EXERCISE REQUIREMENTS = Would you write out the listing verbatim and skip every picture in it?

RECORDS FOR THIS EXERCISE =
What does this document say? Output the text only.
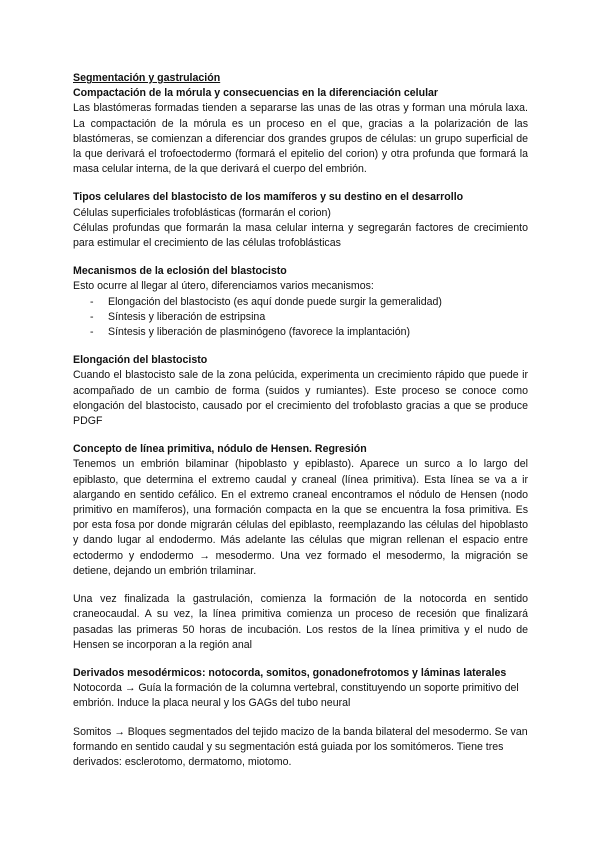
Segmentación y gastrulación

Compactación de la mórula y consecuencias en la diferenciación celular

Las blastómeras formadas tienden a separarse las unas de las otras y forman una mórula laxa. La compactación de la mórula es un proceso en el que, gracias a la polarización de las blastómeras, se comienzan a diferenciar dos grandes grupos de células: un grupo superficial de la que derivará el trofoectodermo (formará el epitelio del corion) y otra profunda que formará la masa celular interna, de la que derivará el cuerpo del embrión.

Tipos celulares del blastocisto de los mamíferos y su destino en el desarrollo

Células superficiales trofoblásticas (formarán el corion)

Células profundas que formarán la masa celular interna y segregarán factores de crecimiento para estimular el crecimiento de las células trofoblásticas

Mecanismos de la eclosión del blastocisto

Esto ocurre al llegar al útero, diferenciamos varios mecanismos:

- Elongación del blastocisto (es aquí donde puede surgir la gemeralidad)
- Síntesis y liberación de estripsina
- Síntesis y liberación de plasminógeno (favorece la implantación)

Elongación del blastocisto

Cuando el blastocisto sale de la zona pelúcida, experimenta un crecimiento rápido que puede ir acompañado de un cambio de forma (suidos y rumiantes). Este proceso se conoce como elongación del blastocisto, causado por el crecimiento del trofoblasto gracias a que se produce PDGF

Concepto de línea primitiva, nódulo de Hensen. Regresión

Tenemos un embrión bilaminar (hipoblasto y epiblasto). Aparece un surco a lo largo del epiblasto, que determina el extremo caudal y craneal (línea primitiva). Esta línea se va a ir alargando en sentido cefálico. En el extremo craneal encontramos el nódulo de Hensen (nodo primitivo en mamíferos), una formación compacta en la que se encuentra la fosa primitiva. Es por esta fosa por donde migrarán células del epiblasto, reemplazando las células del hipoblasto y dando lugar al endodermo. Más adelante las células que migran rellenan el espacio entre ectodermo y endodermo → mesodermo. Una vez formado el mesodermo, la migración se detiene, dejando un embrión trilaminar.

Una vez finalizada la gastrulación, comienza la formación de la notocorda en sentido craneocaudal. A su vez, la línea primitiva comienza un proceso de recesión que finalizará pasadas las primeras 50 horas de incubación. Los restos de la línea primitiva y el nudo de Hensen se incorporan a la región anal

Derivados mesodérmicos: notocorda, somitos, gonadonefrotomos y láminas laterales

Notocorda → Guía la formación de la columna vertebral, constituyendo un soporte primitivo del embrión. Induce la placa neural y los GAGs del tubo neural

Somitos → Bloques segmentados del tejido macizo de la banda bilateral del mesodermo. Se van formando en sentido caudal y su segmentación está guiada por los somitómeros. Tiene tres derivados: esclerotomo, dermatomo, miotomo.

COMPLETE ANSWER =
What does this document say? Output the text only.
Segmentación y gastrulación

Compactación de la mórula y consecuencias en la diferenciación celular

Las blastómeras formadas tienden a separarse las unas de las otras y forman una mórula laxa. La compactación de la mórula es un proceso en el que, gracias a la polarización de las blastómeras, se comienzan a diferenciar dos grandes grupos de células: un grupo superficial de la que derivará el trofoectodermo (formará el epitelio del corion) y otra profunda que formará la masa celular interna, de la que derivará el cuerpo del embrión.

Tipos celulares del blastocisto de los mamíferos y su destino en el desarrollo

Células superficiales trofoblásticas (formarán el corion)

Células profundas que formarán la masa celular interna y segregarán factores de crecimiento para estimular el crecimiento de las células trofoblásticas

Mecanismos de la eclosión del blastocisto

Esto ocurre al llegar al útero, diferenciamos varios mecanismos:

- Elongación del blastocisto (es aquí donde puede surgir la gemeralidad)
- Síntesis y liberación de estripsina
- Síntesis y liberación de plasminógeno (favorece la implantación)

Elongación del blastocisto

Cuando el blastocisto sale de la zona pelúcida, experimenta un crecimiento rápido que puede ir acompañado de un cambio de forma (suidos y rumiantes). Este proceso se conoce como elongación del blastocisto, causado por el crecimiento del trofoblasto gracias a que se produce PDGF

Concepto de línea primitiva, nódulo de Hensen. Regresión

Tenemos un embrión bilaminar (hipoblasto y epiblasto). Aparece un surco a lo largo del epiblasto, que determina el extremo caudal y craneal (línea primitiva). Esta línea se va a ir alargando en sentido cefálico. En el extremo craneal encontramos el nódulo de Hensen (nodo primitivo en mamíferos), una formación compacta en la que se encuentra la fosa primitiva. Es por esta fosa por donde migrarán células del epiblasto, reemplazando las células del hipoblasto y dando lugar al endodermo. Más adelante las células que migran rellenan el espacio entre ectodermo y endodermo → mesodermo. Una vez formado el mesodermo, la migración se detiene, dejando un embrión trilaminar.

Una vez finalizada la gastrulación, comienza la formación de la notocorda en sentido craneocaudal. A su vez, la línea primitiva comienza un proceso de recesión que finalizará pasadas las primeras 50 horas de incubación. Los restos de la línea primitiva y el nudo de Hensen se incorporan a la región anal

Derivados mesodérmicos: notocorda, somitos, gonadonefrotomos y láminas laterales

Notocorda → Guía la formación de la columna vertebral, constituyendo un soporte primitivo del embrión. Induce la placa neural y los GAGs del tubo neural

Somitos → Bloques segmentados del tejido macizo de la banda bilateral del mesodermo. Se van formando en sentido caudal y su segmentación está guiada por los somitómeros. Tiene tres derivados: esclerotomo, dermatomo, miotomo.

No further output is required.